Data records
════════════════

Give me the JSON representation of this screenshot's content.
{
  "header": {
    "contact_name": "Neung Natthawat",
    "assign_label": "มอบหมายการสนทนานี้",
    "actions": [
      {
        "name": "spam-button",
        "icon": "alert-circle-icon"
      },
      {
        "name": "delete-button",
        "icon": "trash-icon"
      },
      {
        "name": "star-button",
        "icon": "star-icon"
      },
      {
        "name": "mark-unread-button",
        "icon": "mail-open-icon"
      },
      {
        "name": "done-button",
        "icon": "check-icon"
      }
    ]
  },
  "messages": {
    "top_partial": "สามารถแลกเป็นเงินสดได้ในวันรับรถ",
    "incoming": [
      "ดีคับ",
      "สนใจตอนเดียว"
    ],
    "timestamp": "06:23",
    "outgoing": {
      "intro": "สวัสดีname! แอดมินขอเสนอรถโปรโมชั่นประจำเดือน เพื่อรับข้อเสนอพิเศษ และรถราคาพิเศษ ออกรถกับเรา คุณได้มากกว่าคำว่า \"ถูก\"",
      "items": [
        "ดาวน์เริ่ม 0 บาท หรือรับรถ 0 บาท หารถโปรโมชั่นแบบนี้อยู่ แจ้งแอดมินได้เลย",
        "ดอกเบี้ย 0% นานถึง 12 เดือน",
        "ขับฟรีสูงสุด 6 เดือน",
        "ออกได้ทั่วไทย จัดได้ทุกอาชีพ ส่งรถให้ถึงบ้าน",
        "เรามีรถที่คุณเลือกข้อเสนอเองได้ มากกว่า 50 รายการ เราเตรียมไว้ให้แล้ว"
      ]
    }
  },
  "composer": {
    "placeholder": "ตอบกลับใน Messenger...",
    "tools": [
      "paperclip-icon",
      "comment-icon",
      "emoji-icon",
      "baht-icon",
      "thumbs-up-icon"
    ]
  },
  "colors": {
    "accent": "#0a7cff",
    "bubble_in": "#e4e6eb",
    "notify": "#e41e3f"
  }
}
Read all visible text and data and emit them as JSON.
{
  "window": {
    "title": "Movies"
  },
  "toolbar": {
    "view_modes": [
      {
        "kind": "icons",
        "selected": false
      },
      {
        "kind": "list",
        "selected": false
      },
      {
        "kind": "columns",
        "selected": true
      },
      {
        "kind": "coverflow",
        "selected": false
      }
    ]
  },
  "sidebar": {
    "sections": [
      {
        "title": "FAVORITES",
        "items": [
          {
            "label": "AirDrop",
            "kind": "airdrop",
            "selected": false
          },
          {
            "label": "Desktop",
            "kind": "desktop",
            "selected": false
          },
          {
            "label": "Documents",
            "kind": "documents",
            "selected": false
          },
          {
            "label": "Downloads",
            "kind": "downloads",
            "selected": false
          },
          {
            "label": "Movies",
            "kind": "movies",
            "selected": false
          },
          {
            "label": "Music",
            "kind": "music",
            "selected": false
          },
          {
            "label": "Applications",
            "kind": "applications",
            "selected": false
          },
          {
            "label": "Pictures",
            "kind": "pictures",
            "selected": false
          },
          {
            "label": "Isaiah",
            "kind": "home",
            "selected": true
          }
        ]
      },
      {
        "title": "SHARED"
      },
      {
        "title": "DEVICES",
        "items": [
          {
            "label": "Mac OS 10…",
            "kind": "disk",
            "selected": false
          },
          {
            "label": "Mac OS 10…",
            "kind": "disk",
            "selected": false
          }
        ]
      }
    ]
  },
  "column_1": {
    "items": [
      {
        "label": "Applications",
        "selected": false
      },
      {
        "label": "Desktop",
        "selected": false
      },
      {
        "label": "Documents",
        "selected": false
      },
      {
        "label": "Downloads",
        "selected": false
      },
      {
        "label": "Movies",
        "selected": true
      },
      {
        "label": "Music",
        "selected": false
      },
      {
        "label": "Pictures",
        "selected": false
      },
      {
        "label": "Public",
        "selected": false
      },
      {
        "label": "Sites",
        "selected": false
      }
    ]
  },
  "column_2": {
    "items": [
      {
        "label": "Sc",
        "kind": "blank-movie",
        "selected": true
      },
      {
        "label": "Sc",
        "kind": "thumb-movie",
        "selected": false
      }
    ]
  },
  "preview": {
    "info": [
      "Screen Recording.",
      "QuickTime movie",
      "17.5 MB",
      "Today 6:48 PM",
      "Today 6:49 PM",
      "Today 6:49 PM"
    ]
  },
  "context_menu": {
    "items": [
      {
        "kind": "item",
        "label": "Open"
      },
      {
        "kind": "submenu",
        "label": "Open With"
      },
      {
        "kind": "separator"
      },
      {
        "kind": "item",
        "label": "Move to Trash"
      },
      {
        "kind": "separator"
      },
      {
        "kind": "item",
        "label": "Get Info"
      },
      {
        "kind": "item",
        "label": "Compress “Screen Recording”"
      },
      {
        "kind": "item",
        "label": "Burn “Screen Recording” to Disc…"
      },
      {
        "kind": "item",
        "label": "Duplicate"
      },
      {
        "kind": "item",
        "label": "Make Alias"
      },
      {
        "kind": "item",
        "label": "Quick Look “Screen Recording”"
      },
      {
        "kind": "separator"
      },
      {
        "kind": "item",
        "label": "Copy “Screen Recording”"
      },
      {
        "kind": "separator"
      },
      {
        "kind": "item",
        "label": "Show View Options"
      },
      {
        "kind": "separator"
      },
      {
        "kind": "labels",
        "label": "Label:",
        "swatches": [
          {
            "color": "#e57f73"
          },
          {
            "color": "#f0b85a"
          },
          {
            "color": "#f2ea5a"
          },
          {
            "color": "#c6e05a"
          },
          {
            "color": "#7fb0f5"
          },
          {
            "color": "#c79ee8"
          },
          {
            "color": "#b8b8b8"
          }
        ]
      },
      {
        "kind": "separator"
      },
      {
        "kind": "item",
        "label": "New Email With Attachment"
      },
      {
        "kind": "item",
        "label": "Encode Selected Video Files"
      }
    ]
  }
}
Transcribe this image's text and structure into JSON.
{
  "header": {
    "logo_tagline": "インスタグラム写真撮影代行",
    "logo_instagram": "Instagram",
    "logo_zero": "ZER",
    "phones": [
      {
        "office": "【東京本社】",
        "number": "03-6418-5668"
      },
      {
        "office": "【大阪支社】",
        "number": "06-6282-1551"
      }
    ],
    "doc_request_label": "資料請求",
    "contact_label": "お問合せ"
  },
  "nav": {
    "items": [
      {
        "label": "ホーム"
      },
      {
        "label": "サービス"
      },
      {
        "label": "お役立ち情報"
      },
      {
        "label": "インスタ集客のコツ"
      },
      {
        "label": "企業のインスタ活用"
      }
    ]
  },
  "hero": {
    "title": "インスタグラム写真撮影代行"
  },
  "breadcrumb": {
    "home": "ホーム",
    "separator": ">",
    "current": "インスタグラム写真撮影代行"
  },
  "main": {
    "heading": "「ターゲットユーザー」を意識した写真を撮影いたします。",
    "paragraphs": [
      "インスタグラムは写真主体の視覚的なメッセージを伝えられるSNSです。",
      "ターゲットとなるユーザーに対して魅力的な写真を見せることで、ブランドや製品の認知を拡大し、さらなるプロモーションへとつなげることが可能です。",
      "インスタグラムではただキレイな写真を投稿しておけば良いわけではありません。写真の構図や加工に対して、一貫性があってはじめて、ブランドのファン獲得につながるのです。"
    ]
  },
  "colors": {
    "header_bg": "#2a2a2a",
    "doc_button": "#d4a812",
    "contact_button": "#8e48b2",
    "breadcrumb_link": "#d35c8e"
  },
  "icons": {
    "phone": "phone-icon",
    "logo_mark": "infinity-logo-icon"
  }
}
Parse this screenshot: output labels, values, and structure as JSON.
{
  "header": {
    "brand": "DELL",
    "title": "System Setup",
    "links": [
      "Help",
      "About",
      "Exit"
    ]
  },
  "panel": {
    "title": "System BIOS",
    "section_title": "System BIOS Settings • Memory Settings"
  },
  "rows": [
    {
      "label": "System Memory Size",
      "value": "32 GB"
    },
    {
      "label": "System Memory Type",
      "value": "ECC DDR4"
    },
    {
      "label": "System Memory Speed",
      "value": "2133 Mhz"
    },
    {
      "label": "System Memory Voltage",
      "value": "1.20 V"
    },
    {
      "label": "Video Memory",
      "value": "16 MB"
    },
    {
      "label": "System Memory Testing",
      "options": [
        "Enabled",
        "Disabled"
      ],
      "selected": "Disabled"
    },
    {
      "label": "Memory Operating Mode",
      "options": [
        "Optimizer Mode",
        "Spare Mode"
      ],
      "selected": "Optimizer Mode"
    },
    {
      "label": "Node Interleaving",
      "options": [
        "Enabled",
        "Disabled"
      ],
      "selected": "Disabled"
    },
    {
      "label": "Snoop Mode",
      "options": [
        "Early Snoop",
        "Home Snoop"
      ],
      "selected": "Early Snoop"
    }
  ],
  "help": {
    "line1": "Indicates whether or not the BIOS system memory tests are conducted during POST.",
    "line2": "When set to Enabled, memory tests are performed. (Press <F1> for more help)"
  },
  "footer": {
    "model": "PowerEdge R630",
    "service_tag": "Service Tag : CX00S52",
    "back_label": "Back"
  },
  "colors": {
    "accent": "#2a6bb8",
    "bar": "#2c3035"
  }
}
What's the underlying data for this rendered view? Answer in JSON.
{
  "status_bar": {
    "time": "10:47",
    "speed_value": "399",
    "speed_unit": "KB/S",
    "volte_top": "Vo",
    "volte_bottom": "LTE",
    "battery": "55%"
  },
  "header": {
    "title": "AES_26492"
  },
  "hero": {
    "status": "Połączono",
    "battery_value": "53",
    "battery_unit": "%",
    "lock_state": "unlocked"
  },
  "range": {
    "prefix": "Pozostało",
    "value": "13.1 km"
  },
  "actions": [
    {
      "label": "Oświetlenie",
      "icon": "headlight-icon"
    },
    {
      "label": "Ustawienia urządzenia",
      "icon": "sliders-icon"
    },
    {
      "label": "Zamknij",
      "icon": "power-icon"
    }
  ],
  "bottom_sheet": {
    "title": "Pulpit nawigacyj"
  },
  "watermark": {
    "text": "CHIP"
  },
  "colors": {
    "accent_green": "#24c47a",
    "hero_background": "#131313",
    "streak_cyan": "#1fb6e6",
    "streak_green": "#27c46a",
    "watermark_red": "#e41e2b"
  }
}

════════════════

Directions for this task.
Which lines in the records above contain the string "screenshot"? Copy each one.

Correct response.
Give me the JSON representation of this screenshot's content.
Parse this screenshot: output labels, values, and structure as JSON.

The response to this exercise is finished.